Quote the records below in full, exactly as given, with the images taken out.

## Begin Recorded information

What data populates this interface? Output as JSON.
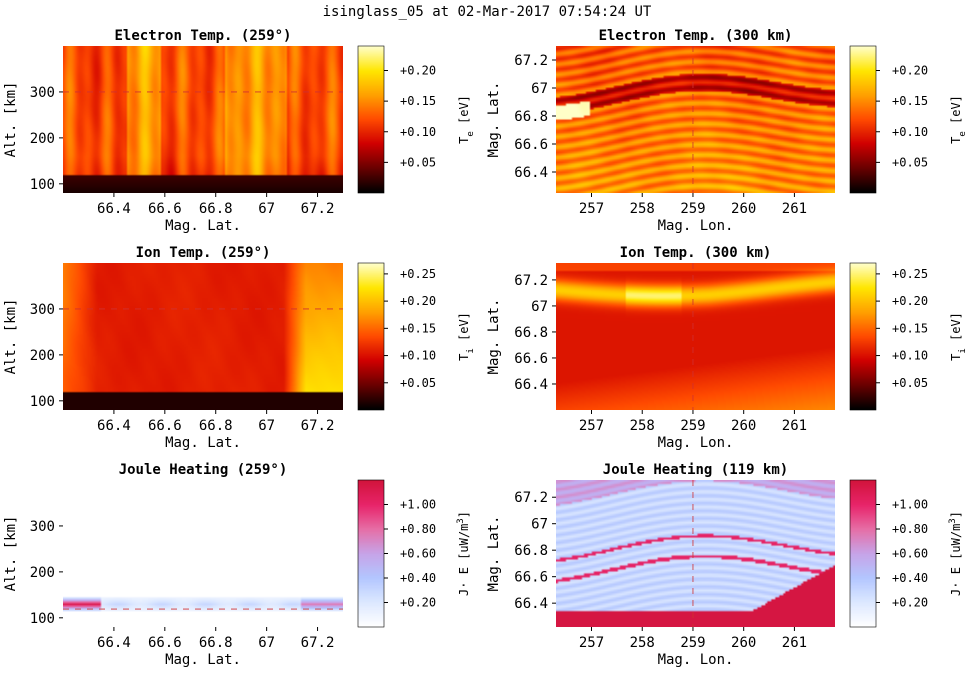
{
  "figure_title": "isinglass_05 at 02-Mar-2017 07:54:24 UT",
  "colormaps": {
    "hot": [
      "#000000",
      "#6a0000",
      "#cf0000",
      "#ff4a00",
      "#ffa000",
      "#ffe600",
      "#ffffc8"
    ],
    "joule": [
      "#ffffff",
      "#dce8ff",
      "#b3c6ff",
      "#c7a4e8",
      "#e66ea6",
      "#e8246a",
      "#d2143c"
    ]
  },
  "chart_data": [
    {
      "type": "heatmap",
      "title": "Electron Temp. (259°)",
      "xlabel": "Mag. Lat.",
      "ylabel": "Alt. [km]",
      "x_ticks": [
        "66.4",
        "66.6",
        "66.8",
        "67",
        "67.2"
      ],
      "y_ticks": [
        "100",
        "200",
        "300"
      ],
      "xlim": [
        66.2,
        67.3
      ],
      "ylim": [
        80,
        400
      ],
      "colorbar": {
        "label": "T",
        "sub": "e",
        "unit": " [eV]",
        "ticks": [
          "+0.05",
          "+0.10",
          "+0.15",
          "+0.20"
        ],
        "range": [
          0.0,
          0.24
        ],
        "cmap": "hot"
      },
      "marker_line": {
        "axis": "y",
        "value": 300
      }
    },
    {
      "type": "heatmap",
      "title": "Electron Temp. (300 km)",
      "xlabel": "Mag. Lon.",
      "ylabel": "Mag. Lat.",
      "x_ticks": [
        "257",
        "258",
        "259",
        "260",
        "261"
      ],
      "y_ticks": [
        "66.4",
        "66.6",
        "66.8",
        "67",
        "67.2"
      ],
      "xlim": [
        256.3,
        261.8
      ],
      "ylim": [
        66.25,
        67.3
      ],
      "colorbar": {
        "label": "T",
        "sub": "e",
        "unit": " [eV]",
        "ticks": [
          "+0.05",
          "+0.10",
          "+0.15",
          "+0.20"
        ],
        "range": [
          0.0,
          0.24
        ],
        "cmap": "hot"
      },
      "marker_line": {
        "axis": "x",
        "value": 259
      }
    },
    {
      "type": "heatmap",
      "title": "Ion Temp. (259°)",
      "xlabel": "Mag. Lat.",
      "ylabel": "Alt. [km]",
      "x_ticks": [
        "66.4",
        "66.6",
        "66.8",
        "67",
        "67.2"
      ],
      "y_ticks": [
        "100",
        "200",
        "300"
      ],
      "xlim": [
        66.2,
        67.3
      ],
      "ylim": [
        80,
        400
      ],
      "colorbar": {
        "label": "T",
        "sub": "i",
        "unit": " [eV]",
        "ticks": [
          "+0.05",
          "+0.10",
          "+0.15",
          "+0.20",
          "+0.25"
        ],
        "range": [
          0.0,
          0.27
        ],
        "cmap": "hot"
      },
      "marker_line": {
        "axis": "y",
        "value": 300
      }
    },
    {
      "type": "heatmap",
      "title": "Ion Temp. (300 km)",
      "xlabel": "Mag. Lon.",
      "ylabel": "Mag. Lat.",
      "x_ticks": [
        "257",
        "258",
        "259",
        "260",
        "261"
      ],
      "y_ticks": [
        "66.4",
        "66.6",
        "66.8",
        "67",
        "67.2"
      ],
      "xlim": [
        256.3,
        261.8
      ],
      "ylim": [
        66.2,
        67.33
      ],
      "colorbar": {
        "label": "T",
        "sub": "i",
        "unit": " [eV]",
        "ticks": [
          "+0.05",
          "+0.10",
          "+0.15",
          "+0.20",
          "+0.25"
        ],
        "range": [
          0.0,
          0.27
        ],
        "cmap": "hot"
      },
      "marker_line": {
        "axis": "x",
        "value": 259
      }
    },
    {
      "type": "heatmap",
      "title": "Joule Heating (259°)",
      "xlabel": "Mag. Lat.",
      "ylabel": "Alt. [km]",
      "x_ticks": [
        "66.4",
        "66.6",
        "66.8",
        "67",
        "67.2"
      ],
      "y_ticks": [
        "100",
        "200",
        "300"
      ],
      "xlim": [
        66.2,
        67.3
      ],
      "ylim": [
        80,
        400
      ],
      "colorbar": {
        "label": "J· E [uW/m",
        "sup": "3",
        "unit": "]",
        "ticks": [
          "+0.20",
          "+0.40",
          "+0.60",
          "+0.80",
          "+1.00"
        ],
        "range": [
          0.0,
          1.2
        ],
        "cmap": "joule"
      },
      "marker_line": {
        "axis": "y",
        "value": 119
      }
    },
    {
      "type": "heatmap",
      "title": "Joule Heating (119 km)",
      "xlabel": "Mag. Lon.",
      "ylabel": "Mag. Lat.",
      "x_ticks": [
        "257",
        "258",
        "259",
        "260",
        "261"
      ],
      "y_ticks": [
        "66.4",
        "66.6",
        "66.8",
        "67",
        "67.2"
      ],
      "xlim": [
        256.3,
        261.8
      ],
      "ylim": [
        66.22,
        67.33
      ],
      "colorbar": {
        "label": "J· E [uW/m",
        "sup": "3",
        "unit": "]",
        "ticks": [
          "+0.20",
          "+0.40",
          "+0.60",
          "+0.80",
          "+1.00"
        ],
        "range": [
          0.0,
          1.2
        ],
        "cmap": "joule"
      },
      "marker_line": {
        "axis": "x",
        "value": 259
      }
    }
  ]
}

## End Recorded information

#### [Answer in full]
What data populates this interface? Output as JSON.
{
  "figure_title": "isinglass_05 at 02-Mar-2017 07:54:24 UT",
  "colormaps": {
    "hot": [
      "#000000",
      "#6a0000",
      "#cf0000",
      "#ff4a00",
      "#ffa000",
      "#ffe600",
      "#ffffc8"
    ],
    "joule": [
      "#ffffff",
      "#dce8ff",
      "#b3c6ff",
      "#c7a4e8",
      "#e66ea6",
      "#e8246a",
      "#d2143c"
    ]
  },
  "chart_data": [
    {
      "type": "heatmap",
      "title": "Electron Temp. (259°)",
      "xlabel": "Mag. Lat.",
      "ylabel": "Alt. [km]",
      "x_ticks": [
        "66.4",
        "66.6",
        "66.8",
        "67",
        "67.2"
      ],
      "y_ticks": [
        "100",
        "200",
        "300"
      ],
      "xlim": [
        66.2,
        67.3
      ],
      "ylim": [
        80,
        400
      ],
      "colorbar": {
        "label": "T",
        "sub": "e",
        "unit": " [eV]",
        "ticks": [
          "+0.05",
          "+0.10",
          "+0.15",
          "+0.20"
        ],
        "range": [
          0.0,
          0.24
        ],
        "cmap": "hot"
      },
      "marker_line": {
        "axis": "y",
        "value": 300
      }
    },
    {
      "type": "heatmap",
      "title": "Electron Temp. (300 km)",
      "xlabel": "Mag. Lon.",
      "ylabel": "Mag. Lat.",
      "x_ticks": [
        "257",
        "258",
        "259",
        "260",
        "261"
      ],
      "y_ticks": [
        "66.4",
        "66.6",
        "66.8",
        "67",
        "67.2"
      ],
      "xlim": [
        256.3,
        261.8
      ],
      "ylim": [
        66.25,
        67.3
      ],
      "colorbar": {
        "label": "T",
        "sub": "e",
        "unit": " [eV]",
        "ticks": [
          "+0.05",
          "+0.10",
          "+0.15",
          "+0.20"
        ],
        "range": [
          0.0,
          0.24
        ],
        "cmap": "hot"
      },
      "marker_line": {
        "axis": "x",
        "value": 259
      }
    },
    {
      "type": "heatmap",
      "title": "Ion Temp. (259°)",
      "xlabel": "Mag. Lat.",
      "ylabel": "Alt. [km]",
      "x_ticks": [
        "66.4",
        "66.6",
        "66.8",
        "67",
        "67.2"
      ],
      "y_ticks": [
        "100",
        "200",
        "300"
      ],
      "xlim": [
        66.2,
        67.3
      ],
      "ylim": [
        80,
        400
      ],
      "colorbar": {
        "label": "T",
        "sub": "i",
        "unit": " [eV]",
        "ticks": [
          "+0.05",
          "+0.10",
          "+0.15",
          "+0.20",
          "+0.25"
        ],
        "range": [
          0.0,
          0.27
        ],
        "cmap": "hot"
      },
      "marker_line": {
        "axis": "y",
        "value": 300
      }
    },
    {
      "type": "heatmap",
      "title": "Ion Temp. (300 km)",
      "xlabel": "Mag. Lon.",
      "ylabel": "Mag. Lat.",
      "x_ticks": [
        "257",
        "258",
        "259",
        "260",
        "261"
      ],
      "y_ticks": [
        "66.4",
        "66.6",
        "66.8",
        "67",
        "67.2"
      ],
      "xlim": [
        256.3,
        261.8
      ],
      "ylim": [
        66.2,
        67.33
      ],
      "colorbar": {
        "label": "T",
        "sub": "i",
        "unit": " [eV]",
        "ticks": [
          "+0.05",
          "+0.10",
          "+0.15",
          "+0.20",
          "+0.25"
        ],
        "range": [
          0.0,
          0.27
        ],
        "cmap": "hot"
      },
      "marker_line": {
        "axis": "x",
        "value": 259
      }
    },
    {
      "type": "heatmap",
      "title": "Joule Heating (259°)",
      "xlabel": "Mag. Lat.",
      "ylabel": "Alt. [km]",
      "x_ticks": [
        "66.4",
        "66.6",
        "66.8",
        "67",
        "67.2"
      ],
      "y_ticks": [
        "100",
        "200",
        "300"
      ],
      "xlim": [
        66.2,
        67.3
      ],
      "ylim": [
        80,
        400
      ],
      "colorbar": {
        "label": "J· E [uW/m",
        "sup": "3",
        "unit": "]",
        "ticks": [
          "+0.20",
          "+0.40",
          "+0.60",
          "+0.80",
          "+1.00"
        ],
        "range": [
          0.0,
          1.2
        ],
        "cmap": "joule"
      },
      "marker_line": {
        "axis": "y",
        "value": 119
      }
    },
    {
      "type": "heatmap",
      "title": "Joule Heating (119 km)",
      "xlabel": "Mag. Lon.",
      "ylabel": "Mag. Lat.",
      "x_ticks": [
        "257",
        "258",
        "259",
        "260",
        "261"
      ],
      "y_ticks": [
        "66.4",
        "66.6",
        "66.8",
        "67",
        "67.2"
      ],
      "xlim": [
        256.3,
        261.8
      ],
      "ylim": [
        66.22,
        67.33
      ],
      "colorbar": {
        "label": "J· E [uW/m",
        "sup": "3",
        "unit": "]",
        "ticks": [
          "+0.20",
          "+0.40",
          "+0.60",
          "+0.80",
          "+1.00"
        ],
        "range": [
          0.0,
          1.2
        ],
        "cmap": "joule"
      },
      "marker_line": {
        "axis": "x",
        "value": 259
      }
    }
  ]
}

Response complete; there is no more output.